-- Available data start --

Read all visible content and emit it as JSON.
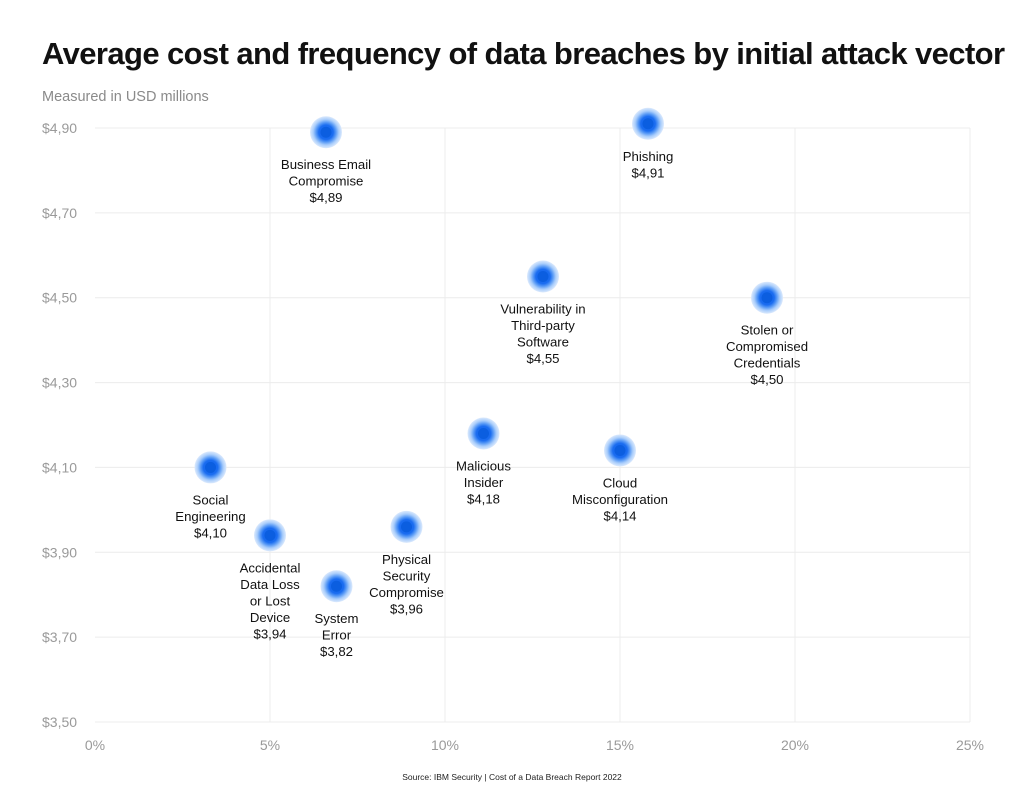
{
  "chart_data": {
    "type": "scatter",
    "title": "Average cost and frequency of data breaches by initial attack vector",
    "subtitle": "Measured in USD millions",
    "source": "Source: IBM Security | Cost of a Data Breach Report 2022",
    "xlim": [
      0,
      25
    ],
    "ylim": [
      3.5,
      4.9
    ],
    "x_ticks": [
      0,
      5,
      10,
      15,
      20,
      25
    ],
    "x_tick_labels": [
      "0%",
      "5%",
      "10%",
      "15%",
      "20%",
      "25%"
    ],
    "y_ticks": [
      3.5,
      3.7,
      3.9,
      4.1,
      4.3,
      4.5,
      4.7,
      4.9
    ],
    "y_tick_labels": [
      "$3,50",
      "$3,70",
      "$3,90",
      "$4,10",
      "$4,30",
      "$4,50",
      "$4,70",
      "$4,90"
    ],
    "grid": true,
    "marker_color": "#1a73e8",
    "points": [
      {
        "label": [
          "Business Email",
          "Compromise",
          "$4,89"
        ],
        "x": 6.6,
        "y": 4.89
      },
      {
        "label": [
          "Phishing",
          "$4,91"
        ],
        "x": 15.8,
        "y": 4.91
      },
      {
        "label": [
          "Vulnerability in",
          "Third-party",
          "Software",
          "$4,55"
        ],
        "x": 12.8,
        "y": 4.55
      },
      {
        "label": [
          "Stolen or",
          "Compromised",
          "Credentials",
          "$4,50"
        ],
        "x": 19.2,
        "y": 4.5
      },
      {
        "label": [
          "Malicious",
          "Insider",
          "$4,18"
        ],
        "x": 11.1,
        "y": 4.18
      },
      {
        "label": [
          "Cloud",
          "Misconfiguration",
          "$4,14"
        ],
        "x": 15.0,
        "y": 4.14
      },
      {
        "label": [
          "Social",
          "Engineering",
          "$4,10"
        ],
        "x": 3.3,
        "y": 4.1
      },
      {
        "label": [
          "Accidental",
          "Data Loss",
          "or Lost",
          "Device",
          "$3,94"
        ],
        "x": 5.0,
        "y": 3.94
      },
      {
        "label": [
          "Physical",
          "Security",
          "Compromise",
          "$3,96"
        ],
        "x": 8.9,
        "y": 3.96
      },
      {
        "label": [
          "System",
          "Error",
          "$3,82"
        ],
        "x": 6.9,
        "y": 3.82
      }
    ]
  }
}
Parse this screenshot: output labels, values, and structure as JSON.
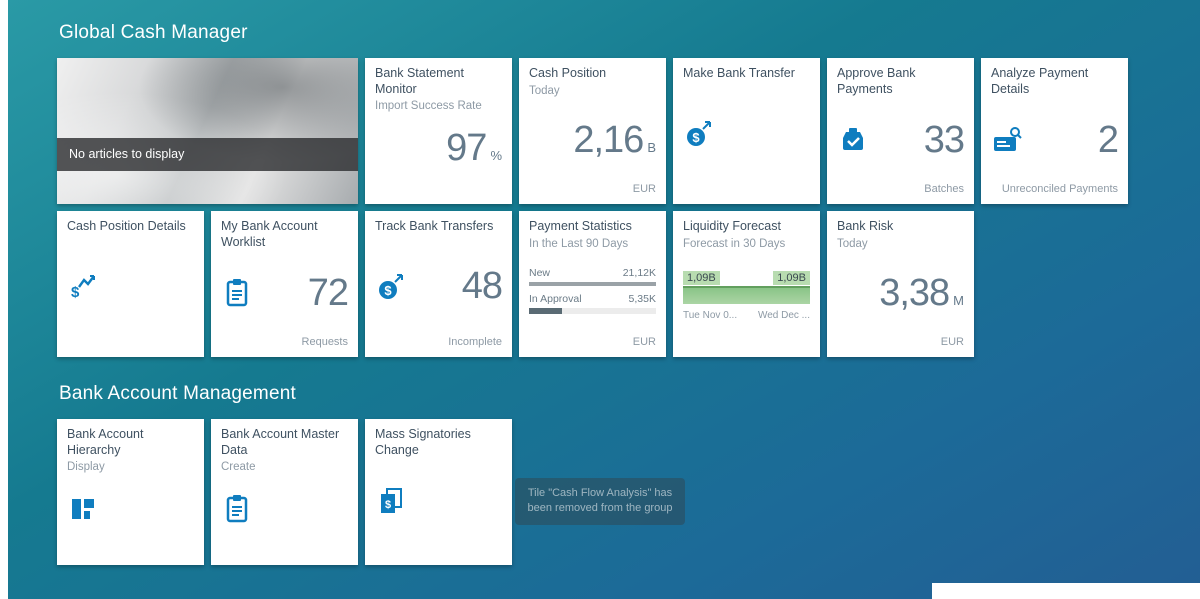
{
  "colors": {
    "accent_blue": "#0f7dbf",
    "positive_green": "#2e7d32",
    "negative_red": "#cc1a1a",
    "neutral_number_gray": "#64798a"
  },
  "groups": {
    "cash": {
      "title": "Global Cash Manager"
    },
    "bam": {
      "title": "Bank Account Management"
    }
  },
  "tiles": {
    "news": {
      "message": "No articles to display"
    },
    "bank_statement_monitor": {
      "title": "Bank Statement Monitor",
      "subtitle": "Import Success Rate",
      "value": "97",
      "unit": "%",
      "value_color": "#2e7d32"
    },
    "cash_position": {
      "title": "Cash Position",
      "subtitle": "Today",
      "value": "2,16",
      "unit": "B",
      "footer": "EUR",
      "value_color": "#2e7d32"
    },
    "make_bank_transfer": {
      "title": "Make Bank Transfer"
    },
    "approve_bank_payments": {
      "title": "Approve Bank Payments",
      "value": "33",
      "footer": "Batches"
    },
    "analyze_payment_details": {
      "title": "Analyze Payment Details",
      "value": "2",
      "footer": "Unreconciled Payments"
    },
    "cash_position_details": {
      "title": "Cash Position Details"
    },
    "my_bank_account_worklist": {
      "title": "My Bank Account Worklist",
      "value": "72",
      "footer": "Requests"
    },
    "track_bank_transfers": {
      "title": "Track Bank Transfers",
      "value": "48",
      "footer": "Incomplete"
    },
    "payment_statistics": {
      "title": "Payment Statistics",
      "subtitle": "In the Last 90 Days",
      "footer": "EUR",
      "bars": [
        {
          "label": "New",
          "value": "21,12K",
          "pct": 100
        },
        {
          "label": "In Approval",
          "value": "5,35K",
          "pct": 26
        }
      ]
    },
    "liquidity_forecast": {
      "title": "Liquidity Forecast",
      "subtitle": "Forecast in 30 Days",
      "left_value": "1,09B",
      "right_value": "1,09B",
      "left_axis": "Tue Nov 0...",
      "right_axis": "Wed Dec ..."
    },
    "bank_risk": {
      "title": "Bank Risk",
      "subtitle": "Today",
      "value": "3,38",
      "unit": "M",
      "footer": "EUR",
      "value_color": "#cc1a1a"
    },
    "bank_account_hierarchy": {
      "title": "Bank Account Hierarchy",
      "subtitle": "Display"
    },
    "bank_account_master_data": {
      "title": "Bank Account Master Data",
      "subtitle": "Create"
    },
    "mass_signatories_change": {
      "title": "Mass Signatories Change"
    }
  },
  "toast": {
    "message": "Tile \"Cash Flow Analysis\" has been removed from the group"
  }
}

-- Available data end --

Review the material and copy each line in which the word "message" appears.

      "message": "No articles to display"
    "message": "Tile \"Cash Flow Analysis\" has been removed from the group"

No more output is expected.